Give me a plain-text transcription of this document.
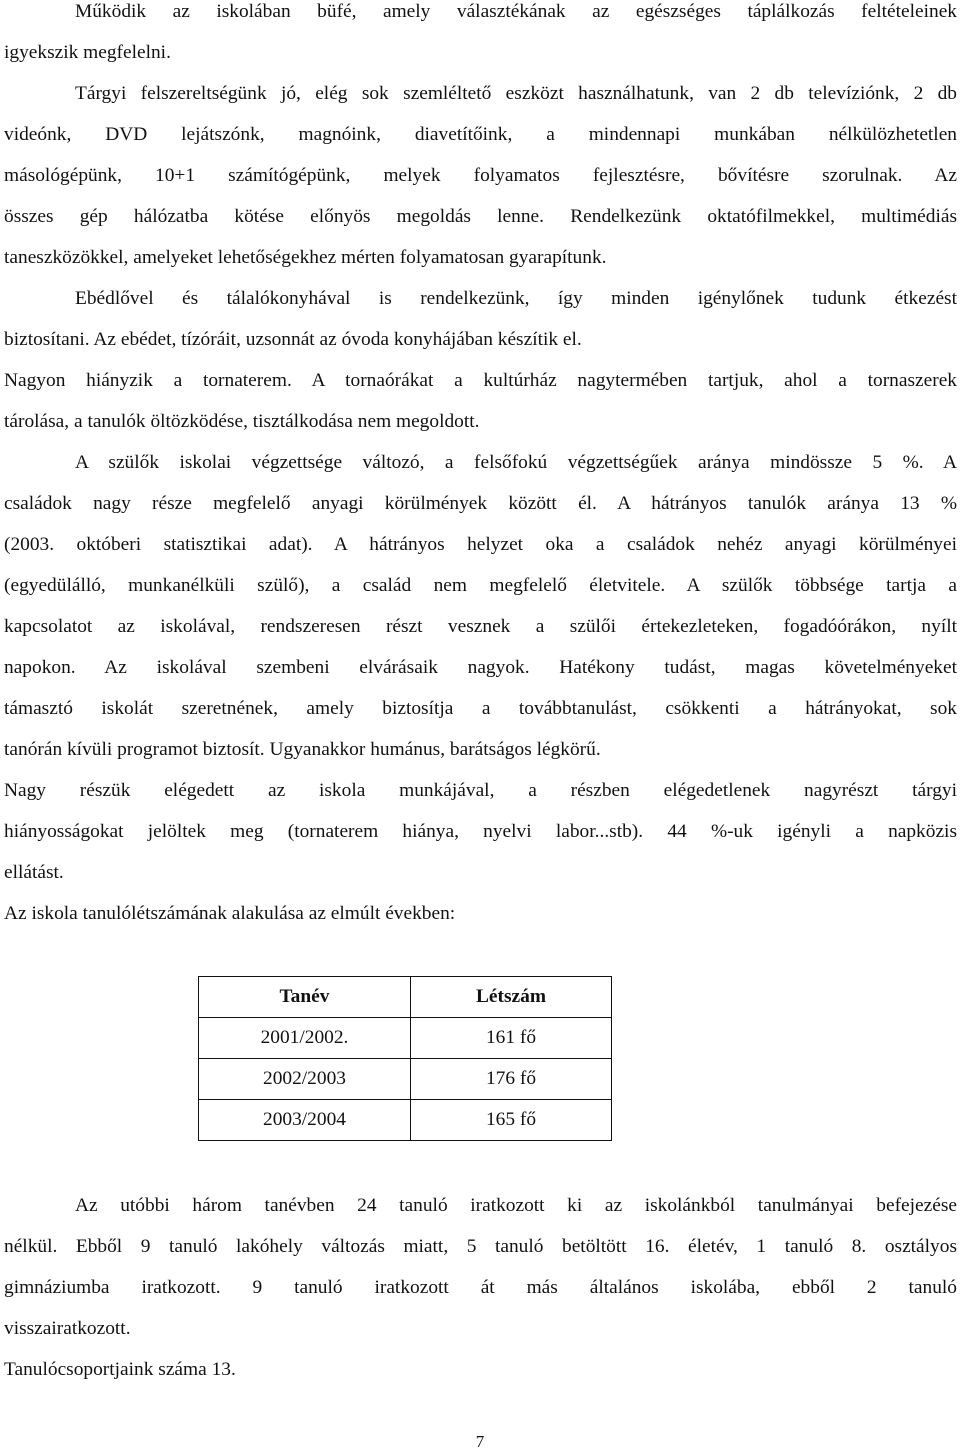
Működik az iskolában büfé, amely választékának az egészséges táplálkozás feltételeinek
igyekszik megfelelni.
Tárgyi felszereltségünk jó, elég sok szemléltető eszközt használhatunk, van 2 db televíziónk, 2 db
videónk, DVD lejátszónk, magnóink, diavetítőink, a mindennapi munkában nélkülözhetetlen
másológépünk, 10+1 számítógépünk, melyek folyamatos fejlesztésre, bővítésre szorulnak. Az
összes gép hálózatba kötése előnyös megoldás lenne. Rendelkezünk oktatófilmekkel, multimédiás
taneszközökkel, amelyeket lehetőségekhez mérten folyamatosan gyarapítunk.
Ebédlővel és tálalókonyhával is rendelkezünk, így minden igénylőnek tudunk étkezést
biztosítani. Az ebédet, tízóráit, uzsonnát az óvoda konyhájában készítik el.
Nagyon hiányzik a tornaterem. A tornaórákat a kultúrház nagytermében tartjuk, ahol a tornaszerek
tárolása, a tanulók öltözködése, tisztálkodása nem megoldott.
A szülők iskolai végzettsége változó, a felsőfokú végzettségűek aránya mindössze 5 %. A
családok nagy része megfelelő anyagi körülmények között él. A hátrányos tanulók aránya 13 %
(2003. októberi statisztikai adat). A hátrányos helyzet oka a családok nehéz anyagi körülményei
(egyedülálló, munkanélküli szülő), a család nem megfelelő életvitele. A szülők többsége tartja a
kapcsolatot az iskolával, rendszeresen részt vesznek a szülői értekezleteken, fogadóórákon, nyílt
napokon. Az iskolával szembeni elvárásaik nagyok. Hatékony tudást, magas követelményeket
támasztó iskolát szeretnének, amely biztosítja a továbbtanulást, csökkenti a hátrányokat, sok
tanórán kívüli programot biztosít. Ugyanakkor humánus, barátságos légkörű.
Nagy részük elégedett az iskola munkájával, a részben elégedetlenek nagyrészt tárgyi
hiányosságokat jelöltek meg (tornaterem hiánya, nyelvi labor...stb). 44 %-uk igényli a napközis
ellátást.
Az iskola tanulólétszámának alakulása az elmúlt években:
Tanév	Létszám
2001/2002.	161 fő
2002/2003	176 fő
2003/2004	165 fő
Az utóbbi három tanévben 24 tanuló iratkozott ki az iskolánkból tanulmányai befejezése
nélkül. Ebből 9 tanuló lakóhely változás miatt, 5 tanuló betöltött 16. életév, 1 tanuló 8. osztályos
gimnáziumba iratkozott. 9 tanuló iratkozott át más általános iskolába, ebből 2 tanuló
visszairatkozott.
Tanulócsoportjaink száma 13.
7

◆ Exercise objective: Images in the data above are to be skipped. Retype all other material exactly.

◆ Written response:
Give me a plain-text transcription of this document.
Működik az iskolában büfé, amely választékának az egészséges táplálkozás feltételeinek
igyekszik megfelelni.
Tárgyi felszereltségünk jó, elég sok szemléltető eszközt használhatunk, van 2 db televíziónk, 2 db
videónk, DVD lejátszónk, magnóink, diavetítőink, a mindennapi munkában nélkülözhetetlen
másológépünk, 10+1 számítógépünk, melyek folyamatos fejlesztésre, bővítésre szorulnak. Az
összes gép hálózatba kötése előnyös megoldás lenne. Rendelkezünk oktatófilmekkel, multimédiás
taneszközökkel, amelyeket lehetőségekhez mérten folyamatosan gyarapítunk.
Ebédlővel és tálalókonyhával is rendelkezünk, így minden igénylőnek tudunk étkezést
biztosítani. Az ebédet, tízóráit, uzsonnát az óvoda konyhájában készítik el.
Nagyon hiányzik a tornaterem. A tornaórákat a kultúrház nagytermében tartjuk, ahol a tornaszerek
tárolása, a tanulók öltözködése, tisztálkodása nem megoldott.
A szülők iskolai végzettsége változó, a felsőfokú végzettségűek aránya mindössze 5 %. A
családok nagy része megfelelő anyagi körülmények között él. A hátrányos tanulók aránya 13 %
(2003. októberi statisztikai adat). A hátrányos helyzet oka a családok nehéz anyagi körülményei
(egyedülálló, munkanélküli szülő), a család nem megfelelő életvitele. A szülők többsége tartja a
kapcsolatot az iskolával, rendszeresen részt vesznek a szülői értekezleteken, fogadóórákon, nyílt
napokon. Az iskolával szembeni elvárásaik nagyok. Hatékony tudást, magas követelményeket
támasztó iskolát szeretnének, amely biztosítja a továbbtanulást, csökkenti a hátrányokat, sok
tanórán kívüli programot biztosít. Ugyanakkor humánus, barátságos légkörű.
Nagy részük elégedett az iskola munkájával, a részben elégedetlenek nagyrészt tárgyi
hiányosságokat jelöltek meg (tornaterem hiánya, nyelvi labor...stb). 44 %-uk igényli a napközis
ellátást.
Az iskola tanulólétszámának alakulása az elmúlt években:
Tanév	Létszám
2001/2002.	161 fő
2002/2003	176 fő
2003/2004	165 fő
Az utóbbi három tanévben 24 tanuló iratkozott ki az iskolánkból tanulmányai befejezése
nélkül. Ebből 9 tanuló lakóhely változás miatt, 5 tanuló betöltött 16. életév, 1 tanuló 8. osztályos
gimnáziumba iratkozott. 9 tanuló iratkozott át más általános iskolába, ebből 2 tanuló
visszairatkozott.
Tanulócsoportjaink száma 13.
7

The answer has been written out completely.